Aim of the task:
Identify each line below that contains the word "color", and copy it out.

Record set:
********

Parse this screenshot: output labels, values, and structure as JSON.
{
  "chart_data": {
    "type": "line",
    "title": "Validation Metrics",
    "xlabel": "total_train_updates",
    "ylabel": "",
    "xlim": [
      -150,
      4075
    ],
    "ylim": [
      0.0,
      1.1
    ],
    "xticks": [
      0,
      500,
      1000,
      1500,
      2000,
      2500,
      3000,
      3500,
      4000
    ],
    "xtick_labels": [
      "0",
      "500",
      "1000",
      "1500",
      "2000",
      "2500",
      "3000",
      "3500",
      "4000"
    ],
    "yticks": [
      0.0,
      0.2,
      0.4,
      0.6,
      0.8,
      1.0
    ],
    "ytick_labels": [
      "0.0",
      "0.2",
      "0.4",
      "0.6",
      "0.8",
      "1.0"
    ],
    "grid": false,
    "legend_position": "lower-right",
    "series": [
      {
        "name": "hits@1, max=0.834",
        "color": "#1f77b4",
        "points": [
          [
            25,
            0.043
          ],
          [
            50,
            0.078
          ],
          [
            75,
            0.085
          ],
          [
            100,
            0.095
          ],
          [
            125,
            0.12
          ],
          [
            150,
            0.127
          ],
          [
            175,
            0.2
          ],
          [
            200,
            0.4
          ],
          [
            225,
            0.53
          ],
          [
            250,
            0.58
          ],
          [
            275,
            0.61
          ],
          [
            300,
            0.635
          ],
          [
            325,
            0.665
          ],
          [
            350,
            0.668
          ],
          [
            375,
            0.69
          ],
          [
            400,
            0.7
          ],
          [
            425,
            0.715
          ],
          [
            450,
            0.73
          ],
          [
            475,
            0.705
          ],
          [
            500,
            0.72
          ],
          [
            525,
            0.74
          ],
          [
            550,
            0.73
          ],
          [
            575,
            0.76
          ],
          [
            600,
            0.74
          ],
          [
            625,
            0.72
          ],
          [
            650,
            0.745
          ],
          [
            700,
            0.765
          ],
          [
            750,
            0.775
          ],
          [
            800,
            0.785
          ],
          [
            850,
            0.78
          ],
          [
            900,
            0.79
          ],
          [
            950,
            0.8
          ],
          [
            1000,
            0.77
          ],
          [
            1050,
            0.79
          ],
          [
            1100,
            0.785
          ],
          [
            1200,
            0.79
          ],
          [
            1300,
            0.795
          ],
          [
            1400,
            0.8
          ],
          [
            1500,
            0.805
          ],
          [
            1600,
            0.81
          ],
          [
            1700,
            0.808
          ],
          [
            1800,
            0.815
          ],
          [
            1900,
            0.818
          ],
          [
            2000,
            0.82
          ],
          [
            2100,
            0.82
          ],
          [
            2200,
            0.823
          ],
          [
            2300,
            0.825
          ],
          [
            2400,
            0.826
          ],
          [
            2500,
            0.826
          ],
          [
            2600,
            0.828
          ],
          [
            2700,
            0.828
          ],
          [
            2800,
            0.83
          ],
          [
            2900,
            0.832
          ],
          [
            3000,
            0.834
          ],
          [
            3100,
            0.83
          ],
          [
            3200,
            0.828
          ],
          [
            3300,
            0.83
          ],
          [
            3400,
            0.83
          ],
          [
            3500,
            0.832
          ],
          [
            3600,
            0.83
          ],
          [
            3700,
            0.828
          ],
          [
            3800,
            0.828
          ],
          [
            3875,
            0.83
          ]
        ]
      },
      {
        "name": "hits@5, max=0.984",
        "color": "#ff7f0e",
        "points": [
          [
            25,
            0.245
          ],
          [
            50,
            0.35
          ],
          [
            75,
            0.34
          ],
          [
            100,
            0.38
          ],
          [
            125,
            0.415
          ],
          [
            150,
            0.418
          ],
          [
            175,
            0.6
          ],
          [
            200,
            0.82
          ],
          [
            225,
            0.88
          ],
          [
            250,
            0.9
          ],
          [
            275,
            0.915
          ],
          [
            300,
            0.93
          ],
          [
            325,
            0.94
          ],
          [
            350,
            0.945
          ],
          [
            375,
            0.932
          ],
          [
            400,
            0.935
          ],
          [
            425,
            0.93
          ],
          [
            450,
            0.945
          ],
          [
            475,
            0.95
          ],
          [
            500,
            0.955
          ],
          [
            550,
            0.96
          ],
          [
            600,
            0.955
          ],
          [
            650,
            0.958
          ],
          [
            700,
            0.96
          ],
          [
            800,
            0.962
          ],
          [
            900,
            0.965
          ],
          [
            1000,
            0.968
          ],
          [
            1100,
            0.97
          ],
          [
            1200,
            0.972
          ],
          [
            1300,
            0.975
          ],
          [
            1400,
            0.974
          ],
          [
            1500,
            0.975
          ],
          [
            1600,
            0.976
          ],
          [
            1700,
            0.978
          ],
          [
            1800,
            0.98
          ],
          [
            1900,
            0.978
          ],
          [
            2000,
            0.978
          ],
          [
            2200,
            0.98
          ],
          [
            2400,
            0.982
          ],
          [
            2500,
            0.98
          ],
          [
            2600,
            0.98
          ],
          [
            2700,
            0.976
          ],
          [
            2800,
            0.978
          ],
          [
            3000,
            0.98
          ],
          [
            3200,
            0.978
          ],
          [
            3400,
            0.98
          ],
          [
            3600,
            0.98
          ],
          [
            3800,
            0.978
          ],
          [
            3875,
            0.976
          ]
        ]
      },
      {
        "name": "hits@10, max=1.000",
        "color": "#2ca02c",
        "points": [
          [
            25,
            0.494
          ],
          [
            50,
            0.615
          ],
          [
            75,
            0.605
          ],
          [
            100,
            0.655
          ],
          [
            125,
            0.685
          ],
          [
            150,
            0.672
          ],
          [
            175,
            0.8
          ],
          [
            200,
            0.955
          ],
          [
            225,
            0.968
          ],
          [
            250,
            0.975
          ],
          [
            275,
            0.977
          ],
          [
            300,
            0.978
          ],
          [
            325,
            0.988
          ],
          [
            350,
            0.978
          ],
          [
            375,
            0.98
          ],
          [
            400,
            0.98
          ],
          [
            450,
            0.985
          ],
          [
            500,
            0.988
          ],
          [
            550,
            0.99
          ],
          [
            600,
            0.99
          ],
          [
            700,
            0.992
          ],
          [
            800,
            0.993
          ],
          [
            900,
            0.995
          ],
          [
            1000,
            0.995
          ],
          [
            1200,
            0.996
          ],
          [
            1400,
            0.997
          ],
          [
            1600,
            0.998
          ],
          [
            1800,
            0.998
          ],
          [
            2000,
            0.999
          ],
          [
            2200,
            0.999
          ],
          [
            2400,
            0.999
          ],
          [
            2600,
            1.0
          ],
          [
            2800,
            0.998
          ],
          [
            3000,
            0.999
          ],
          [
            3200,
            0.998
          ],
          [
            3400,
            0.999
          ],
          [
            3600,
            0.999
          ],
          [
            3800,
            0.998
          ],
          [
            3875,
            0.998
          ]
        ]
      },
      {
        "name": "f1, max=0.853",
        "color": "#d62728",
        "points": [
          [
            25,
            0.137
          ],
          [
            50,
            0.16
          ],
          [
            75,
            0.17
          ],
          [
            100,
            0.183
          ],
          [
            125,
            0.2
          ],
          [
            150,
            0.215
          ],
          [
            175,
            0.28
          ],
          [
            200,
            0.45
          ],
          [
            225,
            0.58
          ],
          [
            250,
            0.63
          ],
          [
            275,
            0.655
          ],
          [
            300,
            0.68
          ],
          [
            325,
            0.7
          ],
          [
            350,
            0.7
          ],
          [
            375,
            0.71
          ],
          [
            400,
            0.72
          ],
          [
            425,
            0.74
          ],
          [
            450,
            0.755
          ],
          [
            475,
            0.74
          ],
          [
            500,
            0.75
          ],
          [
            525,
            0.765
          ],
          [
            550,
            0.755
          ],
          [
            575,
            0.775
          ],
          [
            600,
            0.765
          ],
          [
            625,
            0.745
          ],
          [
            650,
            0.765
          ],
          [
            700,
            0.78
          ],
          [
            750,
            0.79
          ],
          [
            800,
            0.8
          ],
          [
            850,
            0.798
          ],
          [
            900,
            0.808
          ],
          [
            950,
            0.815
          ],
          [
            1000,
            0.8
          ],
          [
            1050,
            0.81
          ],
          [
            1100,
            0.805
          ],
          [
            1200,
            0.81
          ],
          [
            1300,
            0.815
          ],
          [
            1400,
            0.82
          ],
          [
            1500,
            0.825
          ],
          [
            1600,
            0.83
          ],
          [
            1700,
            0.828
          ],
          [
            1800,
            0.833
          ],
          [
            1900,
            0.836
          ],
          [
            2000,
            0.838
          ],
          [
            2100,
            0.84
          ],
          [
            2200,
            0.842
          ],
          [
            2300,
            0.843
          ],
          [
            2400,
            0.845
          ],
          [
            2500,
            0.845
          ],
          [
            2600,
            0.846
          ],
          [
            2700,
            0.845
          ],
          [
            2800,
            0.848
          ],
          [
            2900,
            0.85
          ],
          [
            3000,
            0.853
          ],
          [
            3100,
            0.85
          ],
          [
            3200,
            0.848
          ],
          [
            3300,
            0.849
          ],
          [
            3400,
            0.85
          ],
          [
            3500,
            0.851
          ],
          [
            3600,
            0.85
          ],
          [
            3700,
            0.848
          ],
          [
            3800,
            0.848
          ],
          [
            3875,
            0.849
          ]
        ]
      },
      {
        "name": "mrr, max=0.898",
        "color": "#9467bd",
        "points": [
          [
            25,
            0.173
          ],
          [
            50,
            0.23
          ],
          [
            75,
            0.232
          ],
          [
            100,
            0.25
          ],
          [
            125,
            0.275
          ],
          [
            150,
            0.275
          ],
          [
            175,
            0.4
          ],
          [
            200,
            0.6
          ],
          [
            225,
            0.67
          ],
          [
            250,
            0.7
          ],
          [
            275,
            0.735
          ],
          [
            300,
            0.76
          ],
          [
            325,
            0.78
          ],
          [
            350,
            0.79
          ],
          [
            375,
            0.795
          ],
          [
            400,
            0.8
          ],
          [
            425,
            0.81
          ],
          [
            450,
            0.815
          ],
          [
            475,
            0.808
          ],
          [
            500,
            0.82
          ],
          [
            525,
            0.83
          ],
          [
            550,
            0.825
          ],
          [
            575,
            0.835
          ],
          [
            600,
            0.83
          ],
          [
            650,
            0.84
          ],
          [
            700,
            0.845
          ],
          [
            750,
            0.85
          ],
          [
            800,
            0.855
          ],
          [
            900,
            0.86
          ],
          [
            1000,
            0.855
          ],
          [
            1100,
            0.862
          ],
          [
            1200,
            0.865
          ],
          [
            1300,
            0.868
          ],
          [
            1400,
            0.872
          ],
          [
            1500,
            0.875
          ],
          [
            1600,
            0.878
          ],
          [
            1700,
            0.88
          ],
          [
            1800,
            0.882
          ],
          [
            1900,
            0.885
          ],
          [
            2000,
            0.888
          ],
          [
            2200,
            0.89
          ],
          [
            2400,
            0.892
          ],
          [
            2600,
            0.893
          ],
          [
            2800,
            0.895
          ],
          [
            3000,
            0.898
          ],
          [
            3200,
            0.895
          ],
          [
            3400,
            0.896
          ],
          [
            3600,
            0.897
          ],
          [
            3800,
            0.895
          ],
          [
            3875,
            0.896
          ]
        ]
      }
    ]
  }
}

********

Solution:
        "color": "#1f77b4",
        "color": "#ff7f0e",
        "color": "#2ca02c",
        "color": "#d62728",
        "color": "#9467bd",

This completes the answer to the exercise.